STATED GOAL:
Write out all of the records precisely. Skip anything that is a picture.
## START RECORDS SUPPLIED
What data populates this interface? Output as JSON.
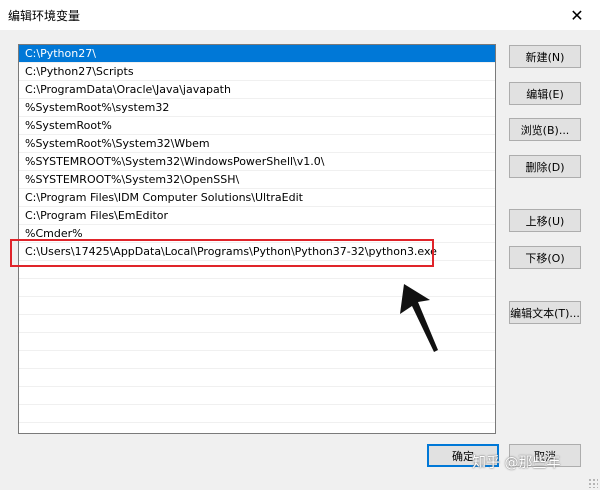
{
  "window": {
    "title": "编辑环境变量",
    "close_glyph": "✕"
  },
  "list": {
    "items": [
      "C:\\Python27\\",
      "C:\\Python27\\Scripts",
      "C:\\ProgramData\\Oracle\\Java\\javapath",
      "%SystemRoot%\\system32",
      "%SystemRoot%",
      "%SystemRoot%\\System32\\Wbem",
      "%SYSTEMROOT%\\System32\\WindowsPowerShell\\v1.0\\",
      "%SYSTEMROOT%\\System32\\OpenSSH\\",
      "C:\\Program Files\\IDM Computer Solutions\\UltraEdit",
      "C:\\Program Files\\EmEditor",
      "%Cmder%",
      "C:\\Users\\17425\\AppData\\Local\\Programs\\Python\\Python37-32\\python3.exe"
    ],
    "selected_index": 0
  },
  "buttons": {
    "new": "新建(N)",
    "edit": "编辑(E)",
    "browse": "浏览(B)...",
    "delete": "删除(D)",
    "move_up": "上移(U)",
    "move_down": "下移(O)",
    "edit_text": "编辑文本(T)...",
    "ok": "确定",
    "cancel": "取消"
  },
  "annotation": {
    "highlight_color": "#e0242a",
    "arrow_color": "#111111"
  },
  "watermark": "知乎 @那些年"
}
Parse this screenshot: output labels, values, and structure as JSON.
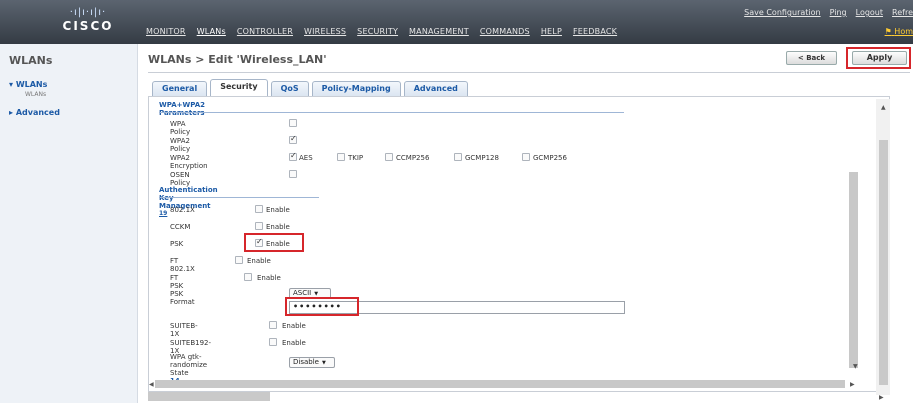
{
  "brand": {
    "logo_bars": "·ı|ı·ı|ı·",
    "logo_text": "CISCO"
  },
  "topbar": {
    "nav": [
      "MONITOR",
      "WLANs",
      "CONTROLLER",
      "WIRELESS",
      "SECURITY",
      "MANAGEMENT",
      "COMMANDS",
      "HELP",
      "FEEDBACK"
    ],
    "active_nav": "WLANs",
    "utility": [
      "Save Configuration",
      "Ping",
      "Logout",
      "Refre"
    ],
    "home": "Hom"
  },
  "sidebar": {
    "title": "WLANs",
    "items": [
      {
        "label": "WLANs",
        "expanded": true,
        "sub": "WLANs"
      },
      {
        "label": "Advanced",
        "expanded": false
      }
    ]
  },
  "page": {
    "title": "WLANs > Edit  'Wireless_LAN'",
    "back_label": "< Back",
    "apply_label": "Apply"
  },
  "tabs": [
    "General",
    "Security",
    "QoS",
    "Policy-Mapping",
    "Advanced"
  ],
  "active_tab": "Security",
  "wpa": {
    "heading": "WPA+WPA2 Parameters",
    "rows": [
      {
        "label": "WPA Policy",
        "checked": false
      },
      {
        "label": "WPA2 Policy",
        "checked": true
      },
      {
        "label": "WPA2 Encryption"
      },
      {
        "label": "OSEN Policy",
        "checked": false
      }
    ],
    "encryption": [
      {
        "label": "AES",
        "checked": true
      },
      {
        "label": "TKIP",
        "checked": false
      },
      {
        "label": "CCMP256",
        "checked": false
      },
      {
        "label": "GCMP128",
        "checked": false
      },
      {
        "label": "GCMP256",
        "checked": false
      }
    ]
  },
  "akm": {
    "heading": "Authentication Key Management",
    "footnote": "19",
    "enable_label": "Enable",
    "rows": [
      {
        "label": "802.1X",
        "checked": false
      },
      {
        "label": "CCKM",
        "checked": false
      },
      {
        "label": "PSK",
        "checked": true
      },
      {
        "label": "FT 802.1X",
        "checked": false
      },
      {
        "label": "FT PSK",
        "checked": false
      }
    ],
    "psk_format_label": "PSK Format",
    "psk_format_value": "ASCII",
    "psk_value": "••••••••",
    "suiteb_rows": [
      {
        "label": "SUITEB-1X",
        "checked": false
      },
      {
        "label": "SUITEB192-1X",
        "checked": false
      }
    ],
    "gtk_label": "WPA gtk-randomize State",
    "gtk_footnote": "14",
    "gtk_value": "Disable"
  },
  "colors": {
    "highlight": "#d6262b",
    "link": "#1c5aa6",
    "topbar": "#3e4650"
  }
}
## END RECORDS SUPPLIED
FULL ANSWER:
What data populates this interface? Output as JSON.
{
  "window": {
    "title": "编辑环境变量",
    "close_glyph": "✕"
  },
  "list": {
    "items": [
      "C:\\Python27\\",
      "C:\\Python27\\Scripts",
      "C:\\ProgramData\\Oracle\\Java\\javapath",
      "%SystemRoot%\\system32",
      "%SystemRoot%",
      "%SystemRoot%\\System32\\Wbem",
      "%SYSTEMROOT%\\System32\\WindowsPowerShell\\v1.0\\",
      "%SYSTEMROOT%\\System32\\OpenSSH\\",
      "C:\\Program Files\\IDM Computer Solutions\\UltraEdit",
      "C:\\Program Files\\EmEditor",
      "%Cmder%",
      "C:\\Users\\17425\\AppData\\Local\\Programs\\Python\\Python37-32\\python3.exe"
    ],
    "selected_index": 0
  },
  "buttons": {
    "new": "新建(N)",
    "edit": "编辑(E)",
    "browse": "浏览(B)...",
    "delete": "删除(D)",
    "move_up": "上移(U)",
    "move_down": "下移(O)",
    "edit_text": "编辑文本(T)...",
    "ok": "确定",
    "cancel": "取消"
  },
  "annotation": {
    "highlight_color": "#e0242a",
    "arrow_color": "#111111"
  },
  "watermark": "知乎 @那些年"
}
Parse this screenshot: output labels, values, and structure as JSON.
{
  "brand": {
    "logo_bars": "·ı|ı·ı|ı·",
    "logo_text": "CISCO"
  },
  "topbar": {
    "nav": [
      "MONITOR",
      "WLANs",
      "CONTROLLER",
      "WIRELESS",
      "SECURITY",
      "MANAGEMENT",
      "COMMANDS",
      "HELP",
      "FEEDBACK"
    ],
    "active_nav": "WLANs",
    "utility": [
      "Save Configuration",
      "Ping",
      "Logout",
      "Refre"
    ],
    "home": "Hom"
  },
  "sidebar": {
    "title": "WLANs",
    "items": [
      {
        "label": "WLANs",
        "expanded": true,
        "sub": "WLANs"
      },
      {
        "label": "Advanced",
        "expanded": false
      }
    ]
  },
  "page": {
    "title": "WLANs > Edit  'Wireless_LAN'",
    "back_label": "< Back",
    "apply_label": "Apply"
  },
  "tabs": [
    "General",
    "Security",
    "QoS",
    "Policy-Mapping",
    "Advanced"
  ],
  "active_tab": "Security",
  "wpa": {
    "heading": "WPA+WPA2 Parameters",
    "rows": [
      {
        "label": "WPA Policy",
        "checked": false
      },
      {
        "label": "WPA2 Policy",
        "checked": true
      },
      {
        "label": "WPA2 Encryption"
      },
      {
        "label": "OSEN Policy",
        "checked": false
      }
    ],
    "encryption": [
      {
        "label": "AES",
        "checked": true
      },
      {
        "label": "TKIP",
        "checked": false
      },
      {
        "label": "CCMP256",
        "checked": false
      },
      {
        "label": "GCMP128",
        "checked": false
      },
      {
        "label": "GCMP256",
        "checked": false
      }
    ]
  },
  "akm": {
    "heading": "Authentication Key Management",
    "footnote": "19",
    "enable_label": "Enable",
    "rows": [
      {
        "label": "802.1X",
        "checked": false
      },
      {
        "label": "CCKM",
        "checked": false
      },
      {
        "label": "PSK",
        "checked": true
      },
      {
        "label": "FT 802.1X",
        "checked": false
      },
      {
        "label": "FT PSK",
        "checked": false
      }
    ],
    "psk_format_label": "PSK Format",
    "psk_format_value": "ASCII",
    "psk_value": "••••••••",
    "suiteb_rows": [
      {
        "label": "SUITEB-1X",
        "checked": false
      },
      {
        "label": "SUITEB192-1X",
        "checked": false
      }
    ],
    "gtk_label": "WPA gtk-randomize State",
    "gtk_footnote": "14",
    "gtk_value": "Disable"
  },
  "colors": {
    "highlight": "#d6262b",
    "link": "#1c5aa6",
    "topbar": "#3e4650"
  }
}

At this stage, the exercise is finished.